TEXTE FOURNI:
----------------

L’autonomie plus faible de ces véhicules préoccupe toujours les clients. Équipées de petites batteries, les citadines Twingo E-Tech et Fiat 500e permettent, par exemple, de rouler 190 km au maximum. Beaucoup de consommateurs redoutent la panne. Aujourd’hui, « le maillage du territoire en bornes de recharge est souvent jugé insuffisant », arme un analyste financier.
Il apparaît « très compliqué », s’inquiète Marc Mortureux, de respecter les objectifs fixés par Bruxelles. Interdiction de la vente de voiture thermique à partir de 2035.
Au mois de juillet, Luca de Meo, le patron de Renault, a d’ailleurs tiré la sonnette d’alarme. Il a appelé l’Europe à faire preuve de « souplesse » à l’égard de l’industrie. Son rival Stellantis paraît plus confiant. Le constructeur revendique une part de marché dans l’électrique de près de 18 % au mois d’août. « Nous tiendrons les objectifs de 2025, indique-t-il. Stellantis, va commencer à commercialiser les T03 et C10 du constructeur chinois Leapmotor.
Les prochains mois seront décisifs pour les constructeurs français. Tous espèrent relancer leurs ventes avec des véhicules plus abordables.

----------------

CONSIGNE 1: Dans le texte fourni sur les voitures électriques, quelle distance maximale les citadines Twingo E-Tech et Fiat 500e permettent-elles de parcourir ?
CONSIGNE 2: Relevez tous les modèles de voitures cités dans le texte fourni.
CONSIGNE 3: D'après le texte fourni, expliquez ce qui fait paraître Stellantis plus confiant que Renault.
Les items ne sont pas nécessaires pour ce travail.

[Données de reconnaissance de la structure des documents]
----------------

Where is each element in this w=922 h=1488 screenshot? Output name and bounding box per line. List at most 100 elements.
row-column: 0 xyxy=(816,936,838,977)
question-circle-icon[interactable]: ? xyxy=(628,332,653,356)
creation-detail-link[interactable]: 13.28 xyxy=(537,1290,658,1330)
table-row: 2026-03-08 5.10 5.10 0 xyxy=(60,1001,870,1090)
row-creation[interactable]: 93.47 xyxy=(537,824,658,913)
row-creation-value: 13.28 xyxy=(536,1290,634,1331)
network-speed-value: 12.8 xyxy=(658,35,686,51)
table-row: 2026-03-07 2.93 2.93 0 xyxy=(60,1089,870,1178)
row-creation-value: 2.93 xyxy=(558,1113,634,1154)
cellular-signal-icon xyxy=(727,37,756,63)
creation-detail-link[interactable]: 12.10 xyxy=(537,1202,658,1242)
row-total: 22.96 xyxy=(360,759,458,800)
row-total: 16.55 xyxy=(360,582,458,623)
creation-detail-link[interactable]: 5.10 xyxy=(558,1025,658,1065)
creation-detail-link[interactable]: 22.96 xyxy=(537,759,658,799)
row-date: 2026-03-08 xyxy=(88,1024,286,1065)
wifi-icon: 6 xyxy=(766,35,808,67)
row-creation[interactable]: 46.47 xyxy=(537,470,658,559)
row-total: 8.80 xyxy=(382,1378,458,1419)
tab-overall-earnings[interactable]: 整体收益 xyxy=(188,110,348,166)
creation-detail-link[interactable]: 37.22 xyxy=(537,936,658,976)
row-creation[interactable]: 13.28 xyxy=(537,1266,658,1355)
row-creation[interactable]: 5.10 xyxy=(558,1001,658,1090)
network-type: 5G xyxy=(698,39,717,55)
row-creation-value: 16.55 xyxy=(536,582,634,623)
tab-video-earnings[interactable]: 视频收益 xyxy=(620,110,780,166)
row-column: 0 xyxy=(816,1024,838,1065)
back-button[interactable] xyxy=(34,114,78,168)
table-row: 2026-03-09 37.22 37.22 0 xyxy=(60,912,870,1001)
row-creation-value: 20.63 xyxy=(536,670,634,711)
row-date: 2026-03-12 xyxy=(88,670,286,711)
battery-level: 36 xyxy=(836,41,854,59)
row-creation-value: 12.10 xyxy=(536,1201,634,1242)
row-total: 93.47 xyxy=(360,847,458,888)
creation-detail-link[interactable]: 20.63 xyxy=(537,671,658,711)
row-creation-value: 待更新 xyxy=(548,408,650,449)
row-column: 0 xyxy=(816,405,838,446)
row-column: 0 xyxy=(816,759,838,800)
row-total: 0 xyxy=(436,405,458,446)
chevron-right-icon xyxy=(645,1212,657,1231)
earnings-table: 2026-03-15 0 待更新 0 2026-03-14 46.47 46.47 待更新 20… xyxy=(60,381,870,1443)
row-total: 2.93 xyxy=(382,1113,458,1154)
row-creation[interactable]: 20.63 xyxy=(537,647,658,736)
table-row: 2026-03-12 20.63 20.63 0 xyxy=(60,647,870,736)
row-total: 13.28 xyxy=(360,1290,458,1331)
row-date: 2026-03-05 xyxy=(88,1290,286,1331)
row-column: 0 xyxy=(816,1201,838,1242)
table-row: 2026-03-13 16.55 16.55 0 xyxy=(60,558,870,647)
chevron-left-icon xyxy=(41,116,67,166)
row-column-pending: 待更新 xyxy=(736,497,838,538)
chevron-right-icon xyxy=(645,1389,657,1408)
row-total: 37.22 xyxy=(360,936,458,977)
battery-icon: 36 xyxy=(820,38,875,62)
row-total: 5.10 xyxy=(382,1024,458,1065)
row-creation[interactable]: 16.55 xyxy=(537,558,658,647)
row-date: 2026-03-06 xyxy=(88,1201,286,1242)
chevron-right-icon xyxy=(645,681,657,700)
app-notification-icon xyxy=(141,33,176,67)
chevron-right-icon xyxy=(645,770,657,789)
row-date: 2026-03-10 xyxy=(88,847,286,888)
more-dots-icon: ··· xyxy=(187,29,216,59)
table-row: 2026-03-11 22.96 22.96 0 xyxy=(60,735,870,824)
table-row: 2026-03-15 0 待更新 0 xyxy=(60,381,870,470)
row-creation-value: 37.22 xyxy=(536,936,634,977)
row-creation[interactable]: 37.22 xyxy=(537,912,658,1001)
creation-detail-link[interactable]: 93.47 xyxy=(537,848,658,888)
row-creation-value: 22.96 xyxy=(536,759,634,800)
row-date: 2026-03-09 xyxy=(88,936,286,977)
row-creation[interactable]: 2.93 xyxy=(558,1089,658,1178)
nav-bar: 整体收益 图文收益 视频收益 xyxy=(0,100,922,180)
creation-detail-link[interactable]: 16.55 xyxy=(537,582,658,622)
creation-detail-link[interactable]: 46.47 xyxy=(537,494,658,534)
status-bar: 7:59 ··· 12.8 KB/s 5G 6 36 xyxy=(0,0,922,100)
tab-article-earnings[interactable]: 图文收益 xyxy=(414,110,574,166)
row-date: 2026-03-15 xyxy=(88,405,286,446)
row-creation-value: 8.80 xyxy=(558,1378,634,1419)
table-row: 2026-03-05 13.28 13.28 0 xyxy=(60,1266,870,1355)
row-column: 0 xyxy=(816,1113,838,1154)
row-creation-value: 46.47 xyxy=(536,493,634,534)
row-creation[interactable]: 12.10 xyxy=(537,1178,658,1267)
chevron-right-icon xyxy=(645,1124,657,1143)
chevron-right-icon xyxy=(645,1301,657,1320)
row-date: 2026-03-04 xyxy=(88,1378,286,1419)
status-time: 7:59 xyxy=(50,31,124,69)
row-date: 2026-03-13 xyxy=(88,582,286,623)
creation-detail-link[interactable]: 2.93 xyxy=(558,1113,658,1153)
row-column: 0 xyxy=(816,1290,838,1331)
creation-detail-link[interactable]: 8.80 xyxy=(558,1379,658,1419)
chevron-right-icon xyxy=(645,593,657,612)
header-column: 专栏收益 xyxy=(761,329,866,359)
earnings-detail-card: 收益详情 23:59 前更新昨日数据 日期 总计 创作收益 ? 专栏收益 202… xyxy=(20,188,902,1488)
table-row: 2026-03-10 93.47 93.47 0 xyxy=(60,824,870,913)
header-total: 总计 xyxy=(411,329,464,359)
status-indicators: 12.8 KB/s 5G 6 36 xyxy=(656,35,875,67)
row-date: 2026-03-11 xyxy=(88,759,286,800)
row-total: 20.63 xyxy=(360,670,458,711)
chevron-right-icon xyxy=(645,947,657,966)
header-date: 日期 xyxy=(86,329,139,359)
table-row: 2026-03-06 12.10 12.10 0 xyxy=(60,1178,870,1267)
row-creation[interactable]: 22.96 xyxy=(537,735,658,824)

----------------

RÉPONSE FINALE 1: Elles permettent de rouler 190 km au maximum.

RÉPONSE FINALE 2:
- Twingo E-Tech
- Fiat 500e
- T03
- C10

RÉPONSE FINALE 3: Stellantis revendique une part de marché de près de 18 % dans l'électrique au mois d'août. Le constructeur affirme aussi qu'il tiendra les objectifs de 2025.